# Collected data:
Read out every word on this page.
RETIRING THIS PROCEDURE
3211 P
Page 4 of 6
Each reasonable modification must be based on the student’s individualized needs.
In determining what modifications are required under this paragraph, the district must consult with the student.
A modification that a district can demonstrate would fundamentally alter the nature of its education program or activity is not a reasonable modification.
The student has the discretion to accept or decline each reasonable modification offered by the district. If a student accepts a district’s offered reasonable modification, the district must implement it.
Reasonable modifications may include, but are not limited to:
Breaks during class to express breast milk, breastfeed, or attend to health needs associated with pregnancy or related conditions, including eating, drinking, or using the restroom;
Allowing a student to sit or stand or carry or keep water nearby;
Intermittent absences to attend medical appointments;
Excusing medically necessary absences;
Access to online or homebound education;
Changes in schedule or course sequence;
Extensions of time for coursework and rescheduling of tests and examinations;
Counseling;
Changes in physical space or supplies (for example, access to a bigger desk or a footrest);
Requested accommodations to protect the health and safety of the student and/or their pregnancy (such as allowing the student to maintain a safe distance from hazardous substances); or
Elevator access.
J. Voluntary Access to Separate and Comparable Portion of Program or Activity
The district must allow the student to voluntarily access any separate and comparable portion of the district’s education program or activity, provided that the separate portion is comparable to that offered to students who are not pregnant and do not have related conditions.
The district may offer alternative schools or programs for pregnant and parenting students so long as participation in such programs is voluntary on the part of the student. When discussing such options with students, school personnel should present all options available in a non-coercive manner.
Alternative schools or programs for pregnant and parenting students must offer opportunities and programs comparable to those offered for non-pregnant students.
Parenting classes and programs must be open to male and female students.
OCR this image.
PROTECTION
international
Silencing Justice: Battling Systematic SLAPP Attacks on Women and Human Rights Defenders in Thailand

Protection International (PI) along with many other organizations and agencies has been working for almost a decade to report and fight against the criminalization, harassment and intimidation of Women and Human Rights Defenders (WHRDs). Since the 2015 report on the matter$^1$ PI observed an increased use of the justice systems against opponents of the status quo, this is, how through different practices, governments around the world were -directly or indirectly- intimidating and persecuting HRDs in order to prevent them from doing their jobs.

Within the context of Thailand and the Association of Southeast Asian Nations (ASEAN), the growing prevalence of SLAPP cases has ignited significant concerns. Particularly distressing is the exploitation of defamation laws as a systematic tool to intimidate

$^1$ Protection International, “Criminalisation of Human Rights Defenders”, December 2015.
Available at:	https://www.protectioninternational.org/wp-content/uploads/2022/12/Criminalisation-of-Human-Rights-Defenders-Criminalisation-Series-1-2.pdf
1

# THE REQUEST:
Extract each entry in full, exactly as given.

# RESULT BELOW:
Read out every word on this page.
RETIRING THIS PROCEDURE
3211 P
Page 4 of 6
Each reasonable modification must be based on the student’s individualized needs.
In determining what modifications are required under this paragraph, the district must consult with the student.
A modification that a district can demonstrate would fundamentally alter the nature of its education program or activity is not a reasonable modification.
The student has the discretion to accept or decline each reasonable modification offered by the district. If a student accepts a district’s offered reasonable modification, the district must implement it.
Reasonable modifications may include, but are not limited to:
Breaks during class to express breast milk, breastfeed, or attend to health needs associated with pregnancy or related conditions, including eating, drinking, or using the restroom;
Allowing a student to sit or stand or carry or keep water nearby;
Intermittent absences to attend medical appointments;
Excusing medically necessary absences;
Access to online or homebound education;
Changes in schedule or course sequence;
Extensions of time for coursework and rescheduling of tests and examinations;
Counseling;
Changes in physical space or supplies (for example, access to a bigger desk or a footrest);
Requested accommodations to protect the health and safety of the student and/or their pregnancy (such as allowing the student to maintain a safe distance from hazardous substances); or
Elevator access.
J. Voluntary Access to Separate and Comparable Portion of Program or Activity
The district must allow the student to voluntarily access any separate and comparable portion of the district’s education program or activity, provided that the separate portion is comparable to that offered to students who are not pregnant and do not have related conditions.
The district may offer alternative schools or programs for pregnant and parenting students so long as participation in such programs is voluntary on the part of the student. When discussing such options with students, school personnel should present all options available in a non-coercive manner.
Alternative schools or programs for pregnant and parenting students must offer opportunities and programs comparable to those offered for non-pregnant students.
Parenting classes and programs must be open to male and female students.
OCR this image.
PROTECTION
international
Silencing Justice: Battling Systematic SLAPP Attacks on Women and Human Rights Defenders in Thailand

Protection International (PI) along with many other organizations and agencies has been working for almost a decade to report and fight against the criminalization, harassment and intimidation of Women and Human Rights Defenders (WHRDs). Since the 2015 report on the matter$^1$ PI observed an increased use of the justice systems against opponents of the status quo, this is, how through different practices, governments around the world were -directly or indirectly- intimidating and persecuting HRDs in order to prevent them from doing their jobs.

Within the context of Thailand and the Association of Southeast Asian Nations (ASEAN), the growing prevalence of SLAPP cases has ignited significant concerns. Particularly distressing is the exploitation of defamation laws as a systematic tool to intimidate

$^1$ Protection International, “Criminalisation of Human Rights Defenders”, December 2015.
Available at:	https://www.protectioninternational.org/wp-content/uploads/2022/12/Criminalisation-of-Human-Rights-Defenders-Criminalisation-Series-1-2.pdf
1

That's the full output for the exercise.